[Records from a collection of figures]
>> BEGIN
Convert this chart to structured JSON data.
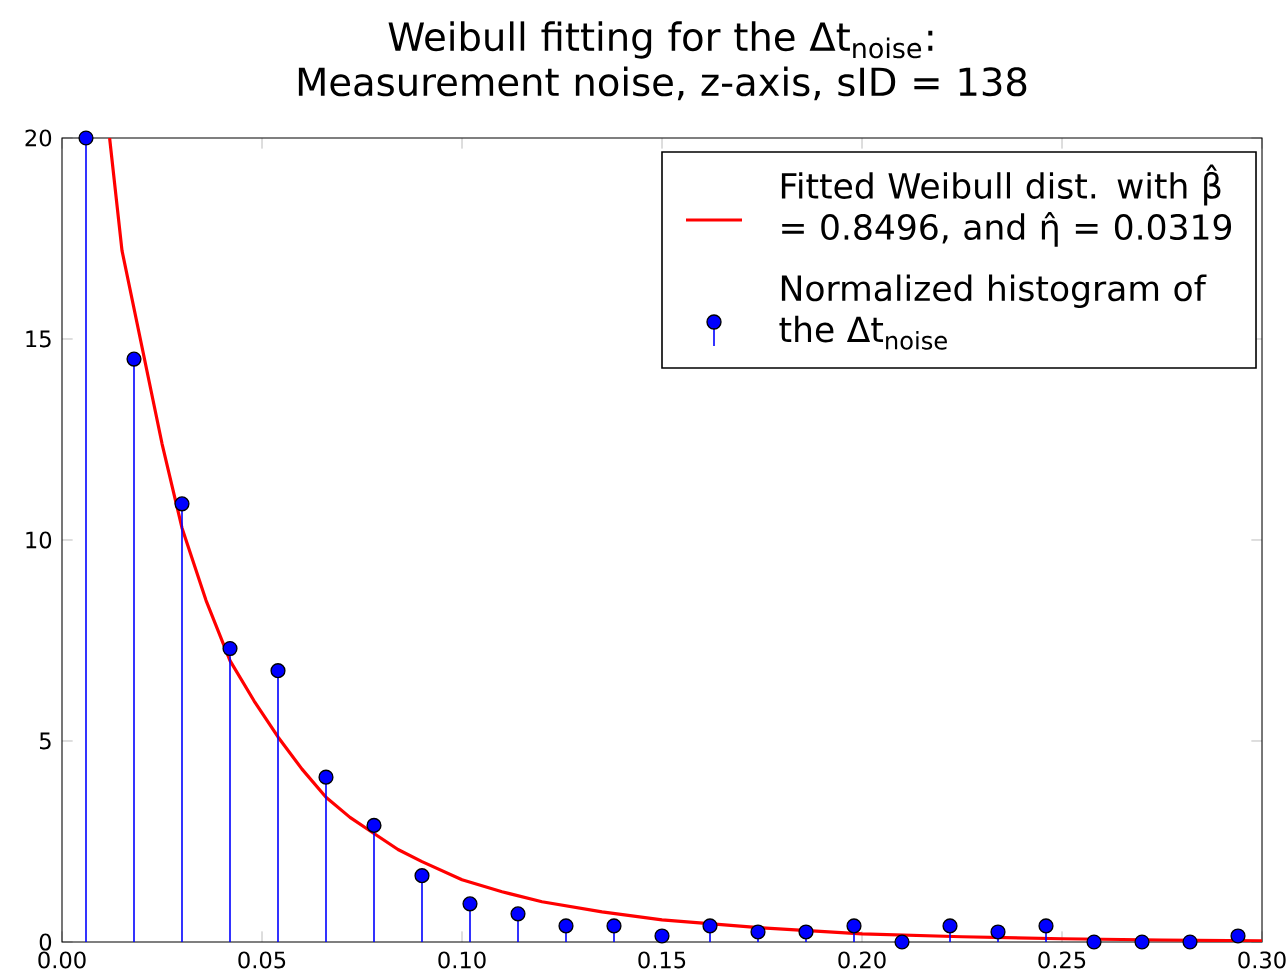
{
  "chart_data": {
    "type": "lollipop",
    "title": "Weibull fitting for the Δt$_{noise}$: Measurement noise, z-axis, sID = 138",
    "xlim": [
      0,
      0.3
    ],
    "ylim": [
      0,
      20
    ],
    "xticks": [
      {
        "value": 0,
        "label": "0.00"
      },
      {
        "value": 0.05,
        "label": "0.05"
      },
      {
        "value": 0.1,
        "label": "0.10"
      },
      {
        "value": 0.15,
        "label": "0.15"
      },
      {
        "value": 0.2,
        "label": "0.20"
      },
      {
        "value": 0.25,
        "label": "0.25"
      },
      {
        "value": 0.3,
        "label": "0.30"
      }
    ],
    "yticks": [
      0,
      5,
      10,
      15,
      20
    ],
    "legend": "top right",
    "series": [
      {
        "name": "Fitted Weibull dist. with β̂ = 0.8496, and η̂ = 0.0319",
        "type": "line",
        "color": "#ff0000",
        "marker": "none",
        "line_style": "solid",
        "x": [
          0.0119,
          0.015,
          0.02,
          0.025,
          0.03,
          0.036,
          0.042,
          0.048,
          0.054,
          0.06,
          0.066,
          0.072,
          0.078,
          0.084,
          0.09,
          0.1,
          0.11,
          0.12,
          0.135,
          0.15,
          0.175,
          0.2,
          0.225,
          0.25,
          0.275,
          0.3
        ],
        "values": [
          20,
          17.2,
          14.8,
          12.4,
          10.3,
          8.5,
          7.0,
          6.0,
          5.1,
          4.3,
          3.6,
          3.1,
          2.7,
          2.3,
          2.0,
          1.55,
          1.25,
          1.0,
          0.75,
          0.55,
          0.35,
          0.2,
          0.13,
          0.08,
          0.05,
          0.03
        ]
      },
      {
        "name": "Normalized histogram of the Δt$_{noise}$",
        "color": "#0000ff",
        "marker": "circle",
        "x": [
          0.006,
          0.018,
          0.03,
          0.042,
          0.054,
          0.066,
          0.078,
          0.09,
          0.102,
          0.114,
          0.126,
          0.138,
          0.15,
          0.162,
          0.174,
          0.186,
          0.198,
          0.21,
          0.222,
          0.234,
          0.246,
          0.258,
          0.27,
          0.282,
          0.294
        ],
        "values": [
          20,
          14.5,
          10.9,
          7.3,
          6.75,
          4.1,
          2.9,
          1.65,
          0.95,
          0.7,
          0.4,
          0.4,
          0.15,
          0.4,
          0.25,
          0.25,
          0.4,
          0,
          0.4,
          0.25,
          0.4,
          0,
          0,
          0,
          0.15
        ]
      }
    ]
  }
}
>> END
▸ WHAT THIS TASK INVOLVES
All of the lines above should be retyped precisely, apart from the pictures.

▸ CORRECT ANSWER
Convert this chart to structured JSON data.
{
  "chart_data": {
    "type": "lollipop",
    "title": "Weibull fitting for the Δt$_{noise}$: Measurement noise, z-axis, sID = 138",
    "xlim": [
      0,
      0.3
    ],
    "ylim": [
      0,
      20
    ],
    "xticks": [
      {
        "value": 0,
        "label": "0.00"
      },
      {
        "value": 0.05,
        "label": "0.05"
      },
      {
        "value": 0.1,
        "label": "0.10"
      },
      {
        "value": 0.15,
        "label": "0.15"
      },
      {
        "value": 0.2,
        "label": "0.20"
      },
      {
        "value": 0.25,
        "label": "0.25"
      },
      {
        "value": 0.3,
        "label": "0.30"
      }
    ],
    "yticks": [
      0,
      5,
      10,
      15,
      20
    ],
    "legend": "top right",
    "series": [
      {
        "name": "Fitted Weibull dist. with β̂ = 0.8496, and η̂ = 0.0319",
        "type": "line",
        "color": "#ff0000",
        "marker": "none",
        "line_style": "solid",
        "x": [
          0.0119,
          0.015,
          0.02,
          0.025,
          0.03,
          0.036,
          0.042,
          0.048,
          0.054,
          0.06,
          0.066,
          0.072,
          0.078,
          0.084,
          0.09,
          0.1,
          0.11,
          0.12,
          0.135,
          0.15,
          0.175,
          0.2,
          0.225,
          0.25,
          0.275,
          0.3
        ],
        "values": [
          20,
          17.2,
          14.8,
          12.4,
          10.3,
          8.5,
          7.0,
          6.0,
          5.1,
          4.3,
          3.6,
          3.1,
          2.7,
          2.3,
          2.0,
          1.55,
          1.25,
          1.0,
          0.75,
          0.55,
          0.35,
          0.2,
          0.13,
          0.08,
          0.05,
          0.03
        ]
      },
      {
        "name": "Normalized histogram of the Δt$_{noise}$",
        "color": "#0000ff",
        "marker": "circle",
        "x": [
          0.006,
          0.018,
          0.03,
          0.042,
          0.054,
          0.066,
          0.078,
          0.09,
          0.102,
          0.114,
          0.126,
          0.138,
          0.15,
          0.162,
          0.174,
          0.186,
          0.198,
          0.21,
          0.222,
          0.234,
          0.246,
          0.258,
          0.27,
          0.282,
          0.294
        ],
        "values": [
          20,
          14.5,
          10.9,
          7.3,
          6.75,
          4.1,
          2.9,
          1.65,
          0.95,
          0.7,
          0.4,
          0.4,
          0.15,
          0.4,
          0.25,
          0.25,
          0.4,
          0,
          0.4,
          0.25,
          0.4,
          0,
          0,
          0,
          0.15
        ]
      }
    ]
  }
}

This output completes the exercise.